## TASK BRIEF
Among the records below, which lines contain the string "Louis"? Report them.

Page content records
.....
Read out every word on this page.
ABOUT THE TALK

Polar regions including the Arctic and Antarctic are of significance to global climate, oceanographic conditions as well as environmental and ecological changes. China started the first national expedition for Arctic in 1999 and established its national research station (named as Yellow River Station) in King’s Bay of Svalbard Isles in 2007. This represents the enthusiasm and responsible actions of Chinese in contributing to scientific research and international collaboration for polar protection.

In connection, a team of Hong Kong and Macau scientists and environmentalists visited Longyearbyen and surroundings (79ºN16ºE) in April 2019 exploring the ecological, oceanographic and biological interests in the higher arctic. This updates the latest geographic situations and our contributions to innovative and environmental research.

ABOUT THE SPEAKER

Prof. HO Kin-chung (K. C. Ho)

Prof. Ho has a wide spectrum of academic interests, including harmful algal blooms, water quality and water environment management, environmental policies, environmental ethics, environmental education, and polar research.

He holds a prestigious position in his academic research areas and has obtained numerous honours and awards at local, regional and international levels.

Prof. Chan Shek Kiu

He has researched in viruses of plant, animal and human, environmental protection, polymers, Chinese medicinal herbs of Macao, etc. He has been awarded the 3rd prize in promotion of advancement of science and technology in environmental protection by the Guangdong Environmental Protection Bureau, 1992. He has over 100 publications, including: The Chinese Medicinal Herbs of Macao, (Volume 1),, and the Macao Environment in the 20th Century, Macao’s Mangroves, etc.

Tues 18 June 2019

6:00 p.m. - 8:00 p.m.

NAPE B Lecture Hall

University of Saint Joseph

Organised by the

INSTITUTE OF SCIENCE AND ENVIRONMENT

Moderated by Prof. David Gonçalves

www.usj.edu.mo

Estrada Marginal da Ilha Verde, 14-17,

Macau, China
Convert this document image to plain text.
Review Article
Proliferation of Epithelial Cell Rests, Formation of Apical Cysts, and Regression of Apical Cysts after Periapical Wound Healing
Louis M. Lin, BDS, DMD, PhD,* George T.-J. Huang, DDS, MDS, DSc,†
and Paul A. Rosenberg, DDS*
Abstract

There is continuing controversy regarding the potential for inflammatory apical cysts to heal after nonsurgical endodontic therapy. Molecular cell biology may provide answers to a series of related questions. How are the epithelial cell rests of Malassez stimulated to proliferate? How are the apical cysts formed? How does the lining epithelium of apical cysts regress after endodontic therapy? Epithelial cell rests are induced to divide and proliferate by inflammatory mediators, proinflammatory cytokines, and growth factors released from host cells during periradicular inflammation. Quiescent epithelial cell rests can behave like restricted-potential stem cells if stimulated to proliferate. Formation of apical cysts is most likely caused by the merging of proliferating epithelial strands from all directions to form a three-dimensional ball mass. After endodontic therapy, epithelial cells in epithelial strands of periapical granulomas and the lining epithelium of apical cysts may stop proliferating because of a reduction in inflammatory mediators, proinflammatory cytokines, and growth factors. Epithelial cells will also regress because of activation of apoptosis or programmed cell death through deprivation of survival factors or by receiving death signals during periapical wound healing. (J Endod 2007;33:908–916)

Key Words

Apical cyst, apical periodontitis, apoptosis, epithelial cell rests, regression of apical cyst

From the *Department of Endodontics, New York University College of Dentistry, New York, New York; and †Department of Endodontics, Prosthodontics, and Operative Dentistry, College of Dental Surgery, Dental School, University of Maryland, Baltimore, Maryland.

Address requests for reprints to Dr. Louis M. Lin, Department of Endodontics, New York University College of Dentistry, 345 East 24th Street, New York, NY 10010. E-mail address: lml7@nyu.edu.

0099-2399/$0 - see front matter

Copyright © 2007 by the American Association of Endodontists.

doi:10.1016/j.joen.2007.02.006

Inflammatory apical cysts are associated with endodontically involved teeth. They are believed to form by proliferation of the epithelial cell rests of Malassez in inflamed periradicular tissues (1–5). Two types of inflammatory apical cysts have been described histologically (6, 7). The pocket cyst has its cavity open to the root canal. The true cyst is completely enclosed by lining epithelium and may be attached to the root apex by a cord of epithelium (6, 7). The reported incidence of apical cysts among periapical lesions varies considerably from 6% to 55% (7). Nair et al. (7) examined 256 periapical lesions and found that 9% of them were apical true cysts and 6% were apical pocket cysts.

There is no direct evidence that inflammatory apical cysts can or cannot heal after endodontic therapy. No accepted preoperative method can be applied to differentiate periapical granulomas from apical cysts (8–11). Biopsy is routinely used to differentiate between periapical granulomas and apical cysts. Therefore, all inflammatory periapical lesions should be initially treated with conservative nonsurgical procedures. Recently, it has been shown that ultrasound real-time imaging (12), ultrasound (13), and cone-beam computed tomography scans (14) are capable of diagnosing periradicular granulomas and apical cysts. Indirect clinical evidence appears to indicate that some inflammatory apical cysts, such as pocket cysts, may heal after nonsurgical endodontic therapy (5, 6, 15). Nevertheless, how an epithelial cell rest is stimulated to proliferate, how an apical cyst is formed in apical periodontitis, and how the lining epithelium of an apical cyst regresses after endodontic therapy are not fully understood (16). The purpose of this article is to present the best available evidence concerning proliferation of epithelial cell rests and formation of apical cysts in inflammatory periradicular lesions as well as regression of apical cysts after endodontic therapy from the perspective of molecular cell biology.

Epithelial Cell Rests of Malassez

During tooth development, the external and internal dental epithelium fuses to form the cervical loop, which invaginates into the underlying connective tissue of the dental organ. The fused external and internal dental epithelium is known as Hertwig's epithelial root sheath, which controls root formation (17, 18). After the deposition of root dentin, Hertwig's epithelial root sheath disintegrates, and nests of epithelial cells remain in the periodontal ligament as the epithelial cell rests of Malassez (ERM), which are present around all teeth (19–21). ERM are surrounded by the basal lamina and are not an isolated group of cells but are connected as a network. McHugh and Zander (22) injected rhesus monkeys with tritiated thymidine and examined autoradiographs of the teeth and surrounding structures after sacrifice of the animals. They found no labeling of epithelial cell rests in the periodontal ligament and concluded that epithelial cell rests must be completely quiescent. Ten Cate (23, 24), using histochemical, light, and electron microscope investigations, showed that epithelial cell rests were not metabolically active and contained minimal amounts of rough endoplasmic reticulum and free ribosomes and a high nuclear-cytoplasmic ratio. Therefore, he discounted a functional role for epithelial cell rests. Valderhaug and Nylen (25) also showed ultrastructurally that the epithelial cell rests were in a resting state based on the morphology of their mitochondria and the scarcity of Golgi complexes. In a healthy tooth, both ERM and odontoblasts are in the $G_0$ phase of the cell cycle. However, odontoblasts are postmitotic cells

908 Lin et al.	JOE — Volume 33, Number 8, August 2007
.....
## FINISHED EXERCISE
Louis M. Lin, BDS, DMD, PhD,* George T.-J. Huang, DDS, MDS, DSc,†
Address requests for reprints to Dr. Louis M. Lin, Department of Endodontics, New York University College of Dentistry, 345 East 24th Street, New York, NY 10010. E-mail address: lml7@nyu.edu.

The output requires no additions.